==== Raw data ====
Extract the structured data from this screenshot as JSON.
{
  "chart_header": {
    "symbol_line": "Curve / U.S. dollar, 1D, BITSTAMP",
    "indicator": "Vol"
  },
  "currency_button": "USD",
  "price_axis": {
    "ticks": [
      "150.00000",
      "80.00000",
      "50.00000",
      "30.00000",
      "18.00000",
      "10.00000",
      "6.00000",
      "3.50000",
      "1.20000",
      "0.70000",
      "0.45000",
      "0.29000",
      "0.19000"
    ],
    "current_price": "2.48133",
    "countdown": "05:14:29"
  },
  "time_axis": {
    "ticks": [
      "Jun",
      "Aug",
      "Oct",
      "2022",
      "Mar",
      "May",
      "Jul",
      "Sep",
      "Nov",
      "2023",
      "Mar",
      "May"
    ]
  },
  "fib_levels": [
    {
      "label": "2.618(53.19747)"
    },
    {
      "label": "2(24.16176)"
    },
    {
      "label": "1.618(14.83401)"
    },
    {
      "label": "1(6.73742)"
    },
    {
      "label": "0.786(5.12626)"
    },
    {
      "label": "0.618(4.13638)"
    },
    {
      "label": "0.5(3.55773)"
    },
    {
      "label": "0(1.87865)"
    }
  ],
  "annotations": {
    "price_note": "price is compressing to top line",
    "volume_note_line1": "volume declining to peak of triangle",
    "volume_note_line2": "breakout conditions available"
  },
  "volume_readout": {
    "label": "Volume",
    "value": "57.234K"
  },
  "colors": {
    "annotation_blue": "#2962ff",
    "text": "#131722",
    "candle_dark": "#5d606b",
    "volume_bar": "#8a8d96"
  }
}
====
Extract all lines that hold the word "label".

      "label": "2.618(53.19747)"
      "label": "2(24.16176)"
      "label": "1.618(14.83401)"
      "label": "1(6.73742)"
      "label": "0.786(5.12626)"
      "label": "0.618(4.13638)"
      "label": "0.5(3.55773)"
      "label": "0(1.87865)"
    "label": "Volume",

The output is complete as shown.